◆ **EXERCISE REQUIREMENTS**:
Check each line of the records below and collect those that include the word "留坝县人民法院".

◆ **Dataset items**:
::::::::::

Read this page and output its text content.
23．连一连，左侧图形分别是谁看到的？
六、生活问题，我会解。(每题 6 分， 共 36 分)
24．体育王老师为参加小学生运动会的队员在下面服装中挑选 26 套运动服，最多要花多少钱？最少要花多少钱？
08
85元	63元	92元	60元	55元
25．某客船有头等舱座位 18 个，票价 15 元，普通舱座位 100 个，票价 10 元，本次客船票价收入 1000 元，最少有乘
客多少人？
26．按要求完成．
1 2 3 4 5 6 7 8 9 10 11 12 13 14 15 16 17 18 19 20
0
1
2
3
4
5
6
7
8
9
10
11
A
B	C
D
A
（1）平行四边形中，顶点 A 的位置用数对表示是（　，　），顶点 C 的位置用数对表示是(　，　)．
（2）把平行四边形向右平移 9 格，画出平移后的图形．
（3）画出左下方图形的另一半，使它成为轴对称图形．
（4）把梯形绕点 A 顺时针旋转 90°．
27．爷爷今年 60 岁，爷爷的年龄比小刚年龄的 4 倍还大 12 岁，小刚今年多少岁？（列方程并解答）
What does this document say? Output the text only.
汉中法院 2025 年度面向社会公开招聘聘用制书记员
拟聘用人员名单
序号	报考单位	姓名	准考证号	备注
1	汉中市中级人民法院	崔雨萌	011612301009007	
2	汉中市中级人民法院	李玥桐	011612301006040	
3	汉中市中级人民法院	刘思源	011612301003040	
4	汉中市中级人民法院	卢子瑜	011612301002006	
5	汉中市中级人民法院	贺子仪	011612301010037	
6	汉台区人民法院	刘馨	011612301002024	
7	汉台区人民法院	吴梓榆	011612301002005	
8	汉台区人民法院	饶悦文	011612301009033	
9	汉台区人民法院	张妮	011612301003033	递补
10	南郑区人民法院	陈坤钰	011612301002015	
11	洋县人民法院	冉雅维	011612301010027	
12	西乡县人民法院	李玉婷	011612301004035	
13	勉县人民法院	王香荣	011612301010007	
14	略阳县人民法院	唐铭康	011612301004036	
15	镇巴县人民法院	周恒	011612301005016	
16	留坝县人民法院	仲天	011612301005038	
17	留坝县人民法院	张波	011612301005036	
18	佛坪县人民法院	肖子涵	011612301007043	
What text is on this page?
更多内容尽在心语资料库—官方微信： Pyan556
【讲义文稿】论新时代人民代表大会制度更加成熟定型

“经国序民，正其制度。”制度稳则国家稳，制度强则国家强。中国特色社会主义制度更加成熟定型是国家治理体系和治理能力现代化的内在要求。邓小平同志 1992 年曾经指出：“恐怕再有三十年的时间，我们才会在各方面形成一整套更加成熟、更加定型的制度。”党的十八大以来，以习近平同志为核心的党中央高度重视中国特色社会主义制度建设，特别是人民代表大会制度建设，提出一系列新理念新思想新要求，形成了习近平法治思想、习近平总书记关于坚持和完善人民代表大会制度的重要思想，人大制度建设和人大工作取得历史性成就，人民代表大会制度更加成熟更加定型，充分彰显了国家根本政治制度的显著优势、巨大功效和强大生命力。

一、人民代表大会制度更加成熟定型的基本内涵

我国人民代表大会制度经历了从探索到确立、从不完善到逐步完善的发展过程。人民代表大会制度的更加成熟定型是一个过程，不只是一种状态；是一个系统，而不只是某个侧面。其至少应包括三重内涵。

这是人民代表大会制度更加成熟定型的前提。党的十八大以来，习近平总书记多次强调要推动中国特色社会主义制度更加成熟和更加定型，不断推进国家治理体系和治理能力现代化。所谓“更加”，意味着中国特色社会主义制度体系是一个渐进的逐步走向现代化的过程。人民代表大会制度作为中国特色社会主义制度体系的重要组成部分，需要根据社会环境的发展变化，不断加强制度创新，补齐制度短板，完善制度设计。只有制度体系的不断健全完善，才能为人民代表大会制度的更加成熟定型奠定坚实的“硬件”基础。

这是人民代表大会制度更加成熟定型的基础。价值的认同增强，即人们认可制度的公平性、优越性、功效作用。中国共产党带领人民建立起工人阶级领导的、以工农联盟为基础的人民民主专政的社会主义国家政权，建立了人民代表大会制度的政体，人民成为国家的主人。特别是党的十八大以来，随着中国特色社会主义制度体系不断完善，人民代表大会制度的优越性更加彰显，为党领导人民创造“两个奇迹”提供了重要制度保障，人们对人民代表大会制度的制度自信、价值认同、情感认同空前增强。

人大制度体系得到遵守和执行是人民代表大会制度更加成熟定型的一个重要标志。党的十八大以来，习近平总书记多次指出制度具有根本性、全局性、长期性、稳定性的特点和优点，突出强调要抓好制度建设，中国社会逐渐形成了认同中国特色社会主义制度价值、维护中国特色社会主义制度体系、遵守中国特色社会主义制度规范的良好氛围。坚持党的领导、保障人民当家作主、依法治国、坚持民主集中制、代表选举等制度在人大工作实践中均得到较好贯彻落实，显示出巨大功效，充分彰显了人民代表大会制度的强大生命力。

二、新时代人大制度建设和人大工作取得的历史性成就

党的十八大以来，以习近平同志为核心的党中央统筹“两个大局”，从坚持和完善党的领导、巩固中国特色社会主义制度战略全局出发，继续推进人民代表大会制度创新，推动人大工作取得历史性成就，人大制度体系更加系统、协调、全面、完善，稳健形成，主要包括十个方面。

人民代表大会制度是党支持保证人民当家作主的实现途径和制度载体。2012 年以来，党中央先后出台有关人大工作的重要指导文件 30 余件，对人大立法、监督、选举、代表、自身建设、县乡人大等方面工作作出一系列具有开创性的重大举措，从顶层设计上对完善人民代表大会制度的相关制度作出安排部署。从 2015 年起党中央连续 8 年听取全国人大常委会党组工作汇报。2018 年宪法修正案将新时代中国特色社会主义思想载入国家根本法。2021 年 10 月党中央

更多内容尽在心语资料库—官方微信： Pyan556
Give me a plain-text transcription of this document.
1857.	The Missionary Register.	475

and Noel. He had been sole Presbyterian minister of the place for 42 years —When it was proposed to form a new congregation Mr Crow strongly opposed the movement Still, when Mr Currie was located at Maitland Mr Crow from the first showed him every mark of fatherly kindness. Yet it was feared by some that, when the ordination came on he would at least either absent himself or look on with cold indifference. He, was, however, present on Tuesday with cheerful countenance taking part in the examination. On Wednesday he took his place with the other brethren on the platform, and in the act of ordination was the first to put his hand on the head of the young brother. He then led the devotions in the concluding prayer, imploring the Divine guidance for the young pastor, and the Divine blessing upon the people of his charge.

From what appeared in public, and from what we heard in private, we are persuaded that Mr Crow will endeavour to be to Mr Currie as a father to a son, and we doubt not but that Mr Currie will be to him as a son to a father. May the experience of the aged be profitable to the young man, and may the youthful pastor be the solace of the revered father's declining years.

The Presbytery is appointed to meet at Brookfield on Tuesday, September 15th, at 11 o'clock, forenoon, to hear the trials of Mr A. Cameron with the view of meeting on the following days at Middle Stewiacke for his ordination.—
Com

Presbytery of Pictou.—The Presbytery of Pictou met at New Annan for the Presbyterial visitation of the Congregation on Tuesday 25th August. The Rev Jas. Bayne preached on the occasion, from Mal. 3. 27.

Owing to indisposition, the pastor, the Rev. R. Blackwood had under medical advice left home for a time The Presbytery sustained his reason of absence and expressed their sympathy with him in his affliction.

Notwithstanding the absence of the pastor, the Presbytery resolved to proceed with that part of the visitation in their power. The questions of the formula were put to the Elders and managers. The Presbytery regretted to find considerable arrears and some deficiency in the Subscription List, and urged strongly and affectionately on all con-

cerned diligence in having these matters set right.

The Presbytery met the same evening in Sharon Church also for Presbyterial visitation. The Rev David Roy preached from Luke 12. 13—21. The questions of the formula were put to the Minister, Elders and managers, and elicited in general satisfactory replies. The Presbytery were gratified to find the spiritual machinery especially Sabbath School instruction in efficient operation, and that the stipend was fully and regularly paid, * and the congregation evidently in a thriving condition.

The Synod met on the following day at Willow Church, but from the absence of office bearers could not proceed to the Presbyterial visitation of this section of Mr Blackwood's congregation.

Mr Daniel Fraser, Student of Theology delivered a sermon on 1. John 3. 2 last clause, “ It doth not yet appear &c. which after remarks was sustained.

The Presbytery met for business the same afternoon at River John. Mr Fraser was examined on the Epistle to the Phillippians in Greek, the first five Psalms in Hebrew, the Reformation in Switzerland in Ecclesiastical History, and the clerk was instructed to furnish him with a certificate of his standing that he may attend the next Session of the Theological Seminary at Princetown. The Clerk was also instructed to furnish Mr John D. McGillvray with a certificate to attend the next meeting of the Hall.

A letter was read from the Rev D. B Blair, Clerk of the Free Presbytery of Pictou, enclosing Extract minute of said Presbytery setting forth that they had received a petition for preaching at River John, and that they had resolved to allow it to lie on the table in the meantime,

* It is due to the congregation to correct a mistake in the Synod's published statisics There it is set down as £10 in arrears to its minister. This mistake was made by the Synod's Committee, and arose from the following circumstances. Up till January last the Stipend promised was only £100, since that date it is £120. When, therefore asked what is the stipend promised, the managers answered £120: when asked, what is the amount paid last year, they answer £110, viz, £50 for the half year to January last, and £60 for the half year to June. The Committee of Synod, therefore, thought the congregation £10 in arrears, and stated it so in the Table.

::::::::::

◆ **RESULT OF THE TASK**:
16	留坝县人民法院	仲天	011612301005038	
17	留坝县人民法院	张波	011612301005036	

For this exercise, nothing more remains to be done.